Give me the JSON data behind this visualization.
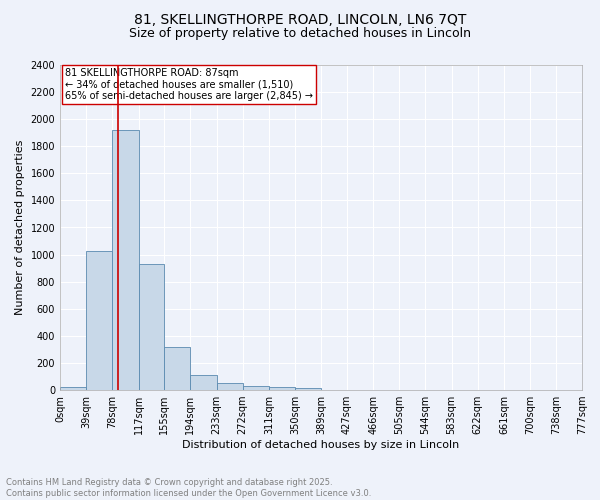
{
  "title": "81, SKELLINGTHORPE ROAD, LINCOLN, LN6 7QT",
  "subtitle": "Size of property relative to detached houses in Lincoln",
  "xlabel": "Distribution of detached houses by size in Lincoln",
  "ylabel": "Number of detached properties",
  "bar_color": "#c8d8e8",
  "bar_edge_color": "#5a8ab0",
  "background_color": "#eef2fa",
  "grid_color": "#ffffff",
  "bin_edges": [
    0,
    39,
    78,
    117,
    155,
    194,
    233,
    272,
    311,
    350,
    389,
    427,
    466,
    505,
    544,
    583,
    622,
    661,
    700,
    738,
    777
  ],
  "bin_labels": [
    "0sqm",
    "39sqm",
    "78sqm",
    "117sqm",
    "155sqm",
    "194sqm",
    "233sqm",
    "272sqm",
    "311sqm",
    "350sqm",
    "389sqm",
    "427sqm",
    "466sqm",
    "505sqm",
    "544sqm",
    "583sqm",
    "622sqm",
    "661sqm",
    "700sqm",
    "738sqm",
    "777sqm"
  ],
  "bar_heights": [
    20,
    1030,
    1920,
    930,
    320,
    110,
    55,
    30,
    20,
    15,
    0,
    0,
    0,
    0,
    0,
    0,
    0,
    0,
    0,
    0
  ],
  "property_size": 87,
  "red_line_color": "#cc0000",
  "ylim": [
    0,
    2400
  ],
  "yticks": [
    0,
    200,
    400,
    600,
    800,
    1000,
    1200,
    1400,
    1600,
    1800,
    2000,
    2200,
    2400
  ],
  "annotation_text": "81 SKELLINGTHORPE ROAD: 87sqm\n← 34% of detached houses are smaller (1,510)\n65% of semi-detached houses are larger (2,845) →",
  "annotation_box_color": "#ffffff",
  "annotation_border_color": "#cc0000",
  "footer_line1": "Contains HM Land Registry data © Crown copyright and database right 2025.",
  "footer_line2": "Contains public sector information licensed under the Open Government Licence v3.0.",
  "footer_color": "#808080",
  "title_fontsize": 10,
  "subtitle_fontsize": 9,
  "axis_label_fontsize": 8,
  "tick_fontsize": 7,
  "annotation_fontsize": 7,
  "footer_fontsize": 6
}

SET PROBLEM
Reproduce the material word for word, minus the images.

RESULT OF THIS EXERCISE
Give me the JSON data behind this visualization.
{
  "title": "81, SKELLINGTHORPE ROAD, LINCOLN, LN6 7QT",
  "subtitle": "Size of property relative to detached houses in Lincoln",
  "xlabel": "Distribution of detached houses by size in Lincoln",
  "ylabel": "Number of detached properties",
  "bar_color": "#c8d8e8",
  "bar_edge_color": "#5a8ab0",
  "background_color": "#eef2fa",
  "grid_color": "#ffffff",
  "bin_edges": [
    0,
    39,
    78,
    117,
    155,
    194,
    233,
    272,
    311,
    350,
    389,
    427,
    466,
    505,
    544,
    583,
    622,
    661,
    700,
    738,
    777
  ],
  "bin_labels": [
    "0sqm",
    "39sqm",
    "78sqm",
    "117sqm",
    "155sqm",
    "194sqm",
    "233sqm",
    "272sqm",
    "311sqm",
    "350sqm",
    "389sqm",
    "427sqm",
    "466sqm",
    "505sqm",
    "544sqm",
    "583sqm",
    "622sqm",
    "661sqm",
    "700sqm",
    "738sqm",
    "777sqm"
  ],
  "bar_heights": [
    20,
    1030,
    1920,
    930,
    320,
    110,
    55,
    30,
    20,
    15,
    0,
    0,
    0,
    0,
    0,
    0,
    0,
    0,
    0,
    0
  ],
  "property_size": 87,
  "red_line_color": "#cc0000",
  "ylim": [
    0,
    2400
  ],
  "yticks": [
    0,
    200,
    400,
    600,
    800,
    1000,
    1200,
    1400,
    1600,
    1800,
    2000,
    2200,
    2400
  ],
  "annotation_text": "81 SKELLINGTHORPE ROAD: 87sqm\n← 34% of detached houses are smaller (1,510)\n65% of semi-detached houses are larger (2,845) →",
  "annotation_box_color": "#ffffff",
  "annotation_border_color": "#cc0000",
  "footer_line1": "Contains HM Land Registry data © Crown copyright and database right 2025.",
  "footer_line2": "Contains public sector information licensed under the Open Government Licence v3.0.",
  "footer_color": "#808080",
  "title_fontsize": 10,
  "subtitle_fontsize": 9,
  "axis_label_fontsize": 8,
  "tick_fontsize": 7,
  "annotation_fontsize": 7,
  "footer_fontsize": 6
}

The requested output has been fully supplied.